Report every line in the listing below where the string "connection" shows up.

Collected data:
* * * * * * *

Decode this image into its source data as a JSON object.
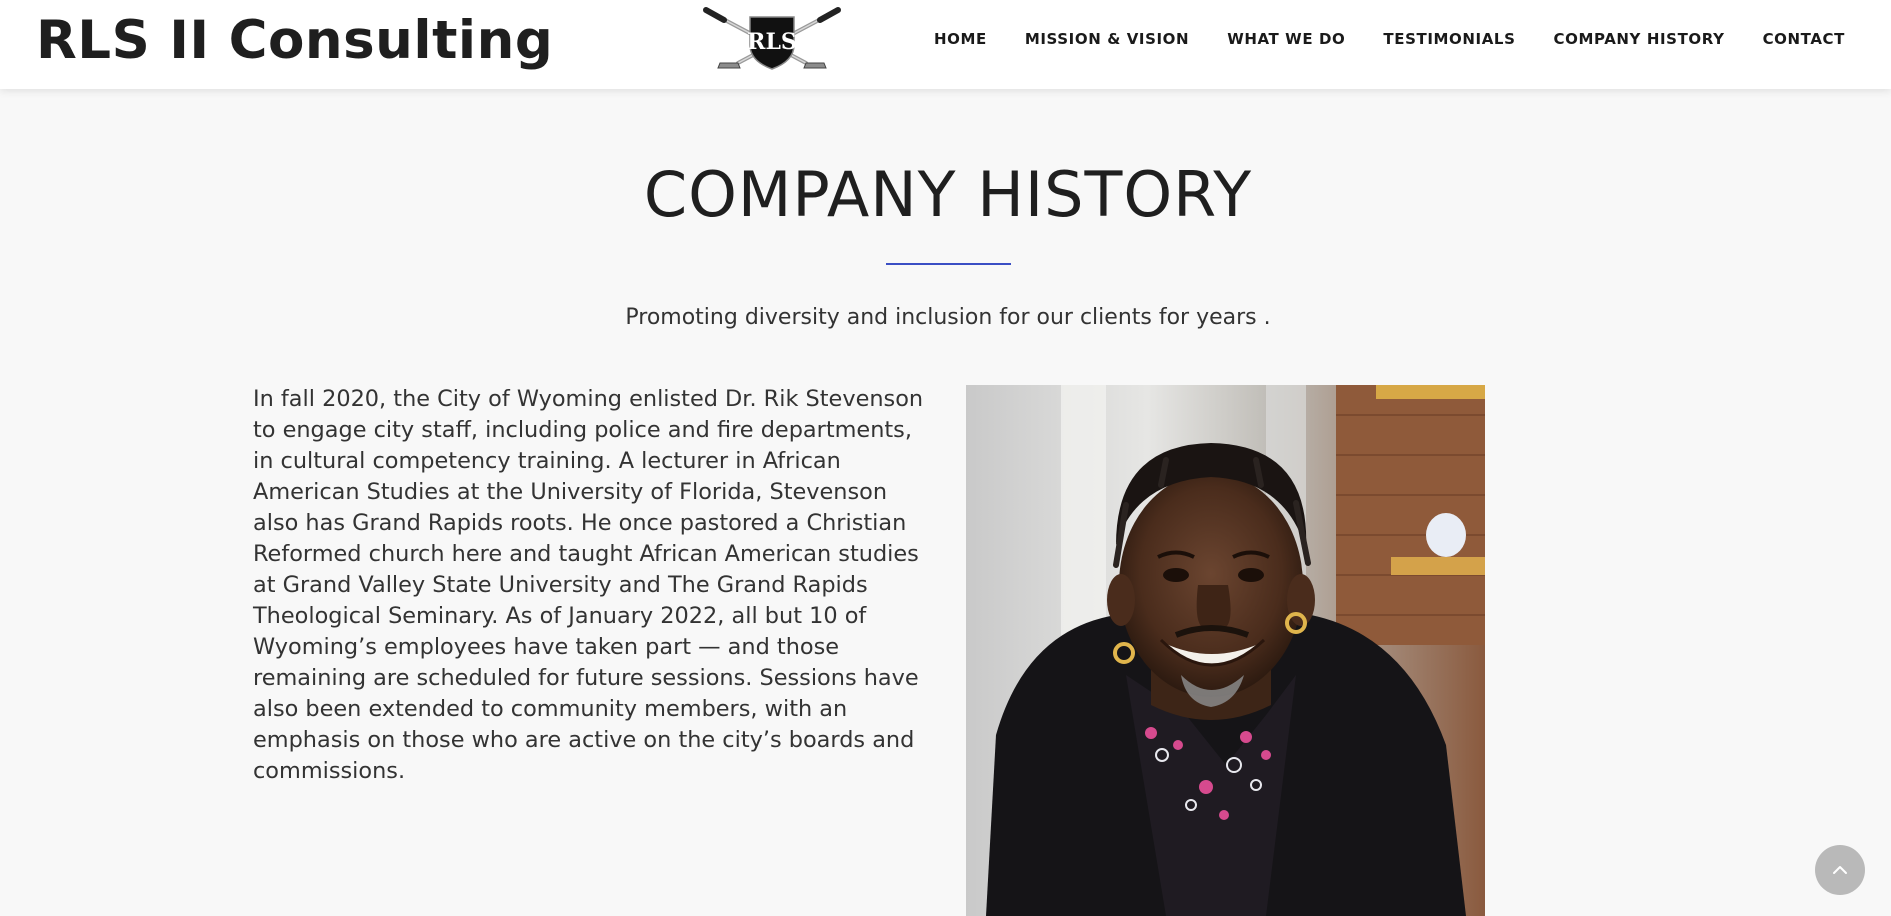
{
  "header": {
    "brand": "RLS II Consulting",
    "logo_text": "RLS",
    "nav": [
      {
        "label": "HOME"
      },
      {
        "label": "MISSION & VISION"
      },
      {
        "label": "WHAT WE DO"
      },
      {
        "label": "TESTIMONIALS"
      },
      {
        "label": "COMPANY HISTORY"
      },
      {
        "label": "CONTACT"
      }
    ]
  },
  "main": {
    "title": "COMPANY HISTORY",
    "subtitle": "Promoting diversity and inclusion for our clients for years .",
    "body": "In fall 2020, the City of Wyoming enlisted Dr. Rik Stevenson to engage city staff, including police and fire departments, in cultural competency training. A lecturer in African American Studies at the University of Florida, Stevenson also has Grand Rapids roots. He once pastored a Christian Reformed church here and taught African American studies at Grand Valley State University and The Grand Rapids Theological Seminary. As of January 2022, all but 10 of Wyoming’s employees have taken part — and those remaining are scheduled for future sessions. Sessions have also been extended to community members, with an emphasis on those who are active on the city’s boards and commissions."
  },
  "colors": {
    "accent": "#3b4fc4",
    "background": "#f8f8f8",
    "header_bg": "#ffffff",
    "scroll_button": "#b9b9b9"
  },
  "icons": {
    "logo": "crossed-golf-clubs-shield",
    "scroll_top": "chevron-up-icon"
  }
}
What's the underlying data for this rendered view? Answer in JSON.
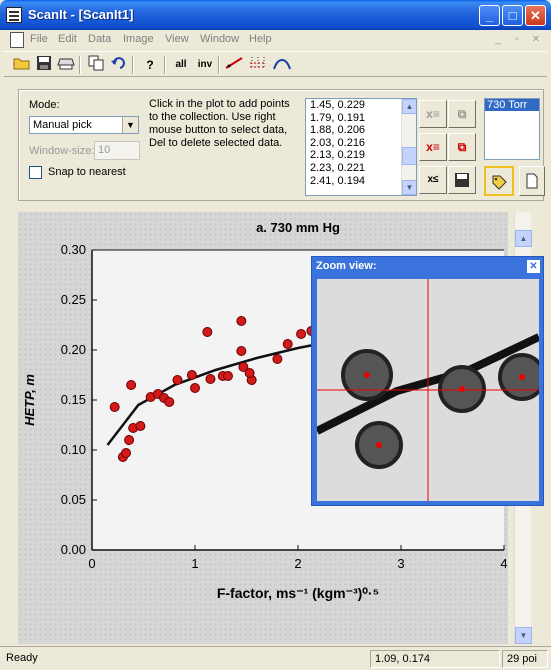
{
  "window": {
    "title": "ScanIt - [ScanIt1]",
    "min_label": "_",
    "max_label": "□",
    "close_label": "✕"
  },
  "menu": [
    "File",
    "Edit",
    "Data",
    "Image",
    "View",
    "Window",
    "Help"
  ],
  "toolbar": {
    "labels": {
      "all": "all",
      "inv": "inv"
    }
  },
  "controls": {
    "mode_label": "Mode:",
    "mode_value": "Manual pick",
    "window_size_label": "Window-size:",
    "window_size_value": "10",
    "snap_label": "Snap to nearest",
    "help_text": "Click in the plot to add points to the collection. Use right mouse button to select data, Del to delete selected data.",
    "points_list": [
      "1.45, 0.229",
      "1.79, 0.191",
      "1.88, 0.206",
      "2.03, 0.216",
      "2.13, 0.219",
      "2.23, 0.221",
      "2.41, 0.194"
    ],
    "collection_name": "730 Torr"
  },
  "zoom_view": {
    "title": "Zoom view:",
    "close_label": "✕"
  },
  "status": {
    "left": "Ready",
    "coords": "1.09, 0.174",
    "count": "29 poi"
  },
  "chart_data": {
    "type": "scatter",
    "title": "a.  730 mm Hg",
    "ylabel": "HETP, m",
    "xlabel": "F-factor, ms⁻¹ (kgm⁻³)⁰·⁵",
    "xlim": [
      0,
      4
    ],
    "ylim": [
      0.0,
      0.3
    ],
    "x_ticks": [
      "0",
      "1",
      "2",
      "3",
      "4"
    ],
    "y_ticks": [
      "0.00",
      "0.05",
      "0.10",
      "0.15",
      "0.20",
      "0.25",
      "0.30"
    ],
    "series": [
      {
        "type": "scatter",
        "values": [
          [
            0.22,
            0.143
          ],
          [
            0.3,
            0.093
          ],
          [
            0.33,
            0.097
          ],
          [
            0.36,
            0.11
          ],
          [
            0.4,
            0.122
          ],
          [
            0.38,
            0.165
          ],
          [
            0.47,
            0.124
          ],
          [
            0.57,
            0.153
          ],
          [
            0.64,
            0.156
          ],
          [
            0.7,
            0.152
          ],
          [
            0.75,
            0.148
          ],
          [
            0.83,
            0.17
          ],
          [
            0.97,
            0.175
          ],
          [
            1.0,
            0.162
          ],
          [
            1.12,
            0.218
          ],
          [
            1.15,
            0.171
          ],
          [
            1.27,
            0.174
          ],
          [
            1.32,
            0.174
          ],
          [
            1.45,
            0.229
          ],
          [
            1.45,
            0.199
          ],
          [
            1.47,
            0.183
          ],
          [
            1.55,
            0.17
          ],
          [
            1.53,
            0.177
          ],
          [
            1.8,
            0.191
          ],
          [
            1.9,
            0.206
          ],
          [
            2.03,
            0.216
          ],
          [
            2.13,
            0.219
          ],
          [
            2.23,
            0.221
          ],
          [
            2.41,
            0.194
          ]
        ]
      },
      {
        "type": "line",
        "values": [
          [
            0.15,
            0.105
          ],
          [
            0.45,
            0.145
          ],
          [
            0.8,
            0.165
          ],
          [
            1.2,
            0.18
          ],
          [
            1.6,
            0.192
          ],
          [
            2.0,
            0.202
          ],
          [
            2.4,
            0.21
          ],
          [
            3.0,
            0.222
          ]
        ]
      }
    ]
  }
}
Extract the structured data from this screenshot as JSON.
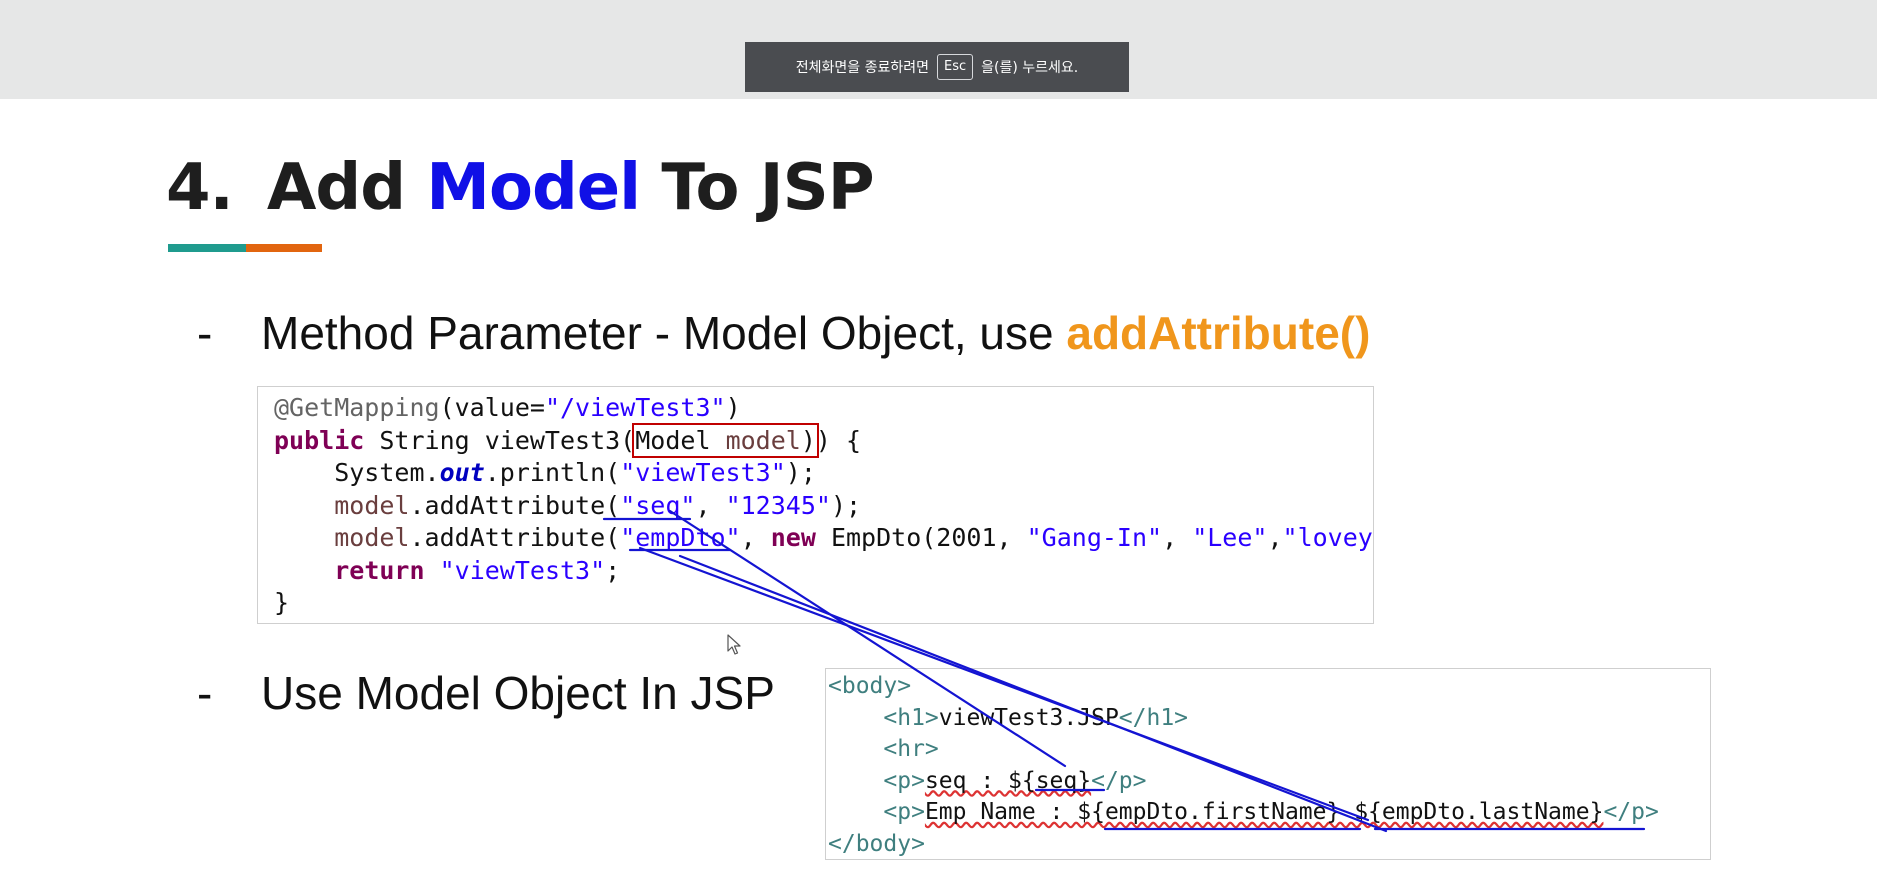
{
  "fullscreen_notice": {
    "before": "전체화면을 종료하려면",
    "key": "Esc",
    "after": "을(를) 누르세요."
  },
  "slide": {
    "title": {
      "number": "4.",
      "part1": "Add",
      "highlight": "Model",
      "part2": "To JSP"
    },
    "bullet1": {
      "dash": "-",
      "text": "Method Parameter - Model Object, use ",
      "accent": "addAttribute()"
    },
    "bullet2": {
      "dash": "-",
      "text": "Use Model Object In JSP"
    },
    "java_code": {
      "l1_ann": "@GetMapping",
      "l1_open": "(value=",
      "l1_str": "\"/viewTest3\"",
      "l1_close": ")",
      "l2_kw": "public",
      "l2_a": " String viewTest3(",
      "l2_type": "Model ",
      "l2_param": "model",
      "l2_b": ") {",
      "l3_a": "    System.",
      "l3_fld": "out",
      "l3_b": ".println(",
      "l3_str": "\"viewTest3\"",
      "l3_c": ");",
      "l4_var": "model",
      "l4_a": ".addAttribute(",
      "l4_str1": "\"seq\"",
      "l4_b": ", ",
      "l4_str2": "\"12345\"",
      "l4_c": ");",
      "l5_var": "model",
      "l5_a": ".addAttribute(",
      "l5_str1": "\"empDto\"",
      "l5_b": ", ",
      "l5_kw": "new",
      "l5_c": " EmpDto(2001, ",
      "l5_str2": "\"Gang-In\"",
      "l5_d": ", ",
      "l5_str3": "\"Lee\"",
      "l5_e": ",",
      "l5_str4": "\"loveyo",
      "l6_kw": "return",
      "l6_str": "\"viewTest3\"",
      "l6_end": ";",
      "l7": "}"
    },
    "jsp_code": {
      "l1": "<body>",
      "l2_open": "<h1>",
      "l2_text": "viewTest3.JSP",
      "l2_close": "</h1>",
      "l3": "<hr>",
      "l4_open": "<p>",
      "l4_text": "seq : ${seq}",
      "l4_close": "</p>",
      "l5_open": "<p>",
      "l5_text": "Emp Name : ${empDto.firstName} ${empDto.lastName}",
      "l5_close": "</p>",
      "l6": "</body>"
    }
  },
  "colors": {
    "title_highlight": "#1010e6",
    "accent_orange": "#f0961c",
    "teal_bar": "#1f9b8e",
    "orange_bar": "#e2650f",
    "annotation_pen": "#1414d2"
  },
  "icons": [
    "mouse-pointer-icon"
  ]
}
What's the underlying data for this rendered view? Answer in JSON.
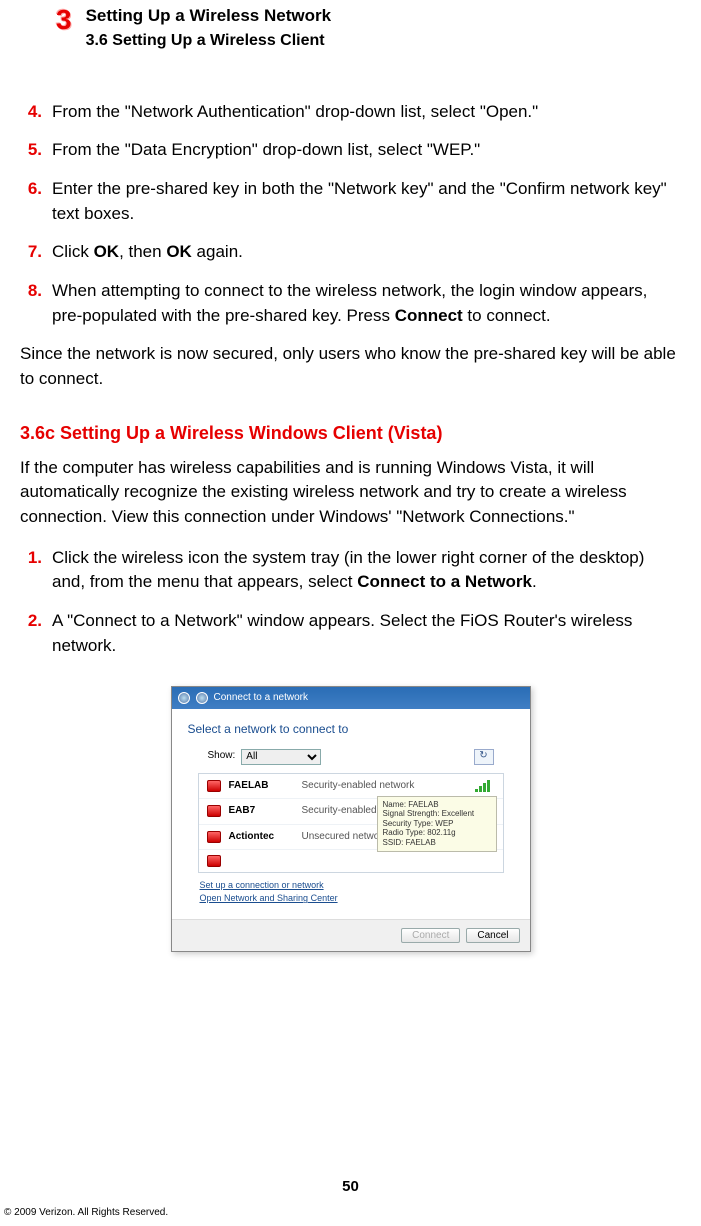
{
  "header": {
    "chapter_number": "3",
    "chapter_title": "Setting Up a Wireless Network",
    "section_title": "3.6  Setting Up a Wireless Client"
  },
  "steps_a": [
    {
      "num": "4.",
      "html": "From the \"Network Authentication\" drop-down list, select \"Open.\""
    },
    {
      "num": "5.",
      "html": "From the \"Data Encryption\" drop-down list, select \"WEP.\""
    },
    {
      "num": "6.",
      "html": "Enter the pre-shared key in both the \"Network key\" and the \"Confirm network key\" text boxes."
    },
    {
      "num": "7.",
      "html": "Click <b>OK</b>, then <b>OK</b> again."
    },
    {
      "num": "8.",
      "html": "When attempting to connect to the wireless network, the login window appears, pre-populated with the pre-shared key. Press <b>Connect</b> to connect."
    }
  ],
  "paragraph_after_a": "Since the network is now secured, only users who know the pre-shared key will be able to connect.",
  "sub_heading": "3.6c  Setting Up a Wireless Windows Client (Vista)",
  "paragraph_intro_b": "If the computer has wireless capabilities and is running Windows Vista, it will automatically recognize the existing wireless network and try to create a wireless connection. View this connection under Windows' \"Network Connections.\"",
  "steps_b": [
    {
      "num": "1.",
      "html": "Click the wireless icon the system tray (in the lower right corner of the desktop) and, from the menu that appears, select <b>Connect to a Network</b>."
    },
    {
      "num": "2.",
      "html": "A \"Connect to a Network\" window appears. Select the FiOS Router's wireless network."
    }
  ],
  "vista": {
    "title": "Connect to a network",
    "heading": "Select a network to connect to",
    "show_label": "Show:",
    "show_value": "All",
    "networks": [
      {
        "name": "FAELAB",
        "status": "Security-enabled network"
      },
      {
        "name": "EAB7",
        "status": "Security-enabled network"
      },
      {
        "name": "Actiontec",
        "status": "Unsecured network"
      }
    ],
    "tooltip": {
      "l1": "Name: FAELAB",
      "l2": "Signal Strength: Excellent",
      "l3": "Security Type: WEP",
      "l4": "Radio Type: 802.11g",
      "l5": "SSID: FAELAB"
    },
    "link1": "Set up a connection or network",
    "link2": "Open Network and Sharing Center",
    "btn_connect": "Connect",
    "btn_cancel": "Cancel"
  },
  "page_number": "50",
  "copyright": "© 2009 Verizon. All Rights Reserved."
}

* * * * * * *

▶ **SOLUTION BELOW**:
  "paragraph_intro_b": "If the computer has wireless capabilities and is running Windows Vista, it will automatically recognize the existing wireless network and try to create a wireless connection. View this connection under Windows' \"Network Connections.\"",
    "link1": "Set up a connection or network",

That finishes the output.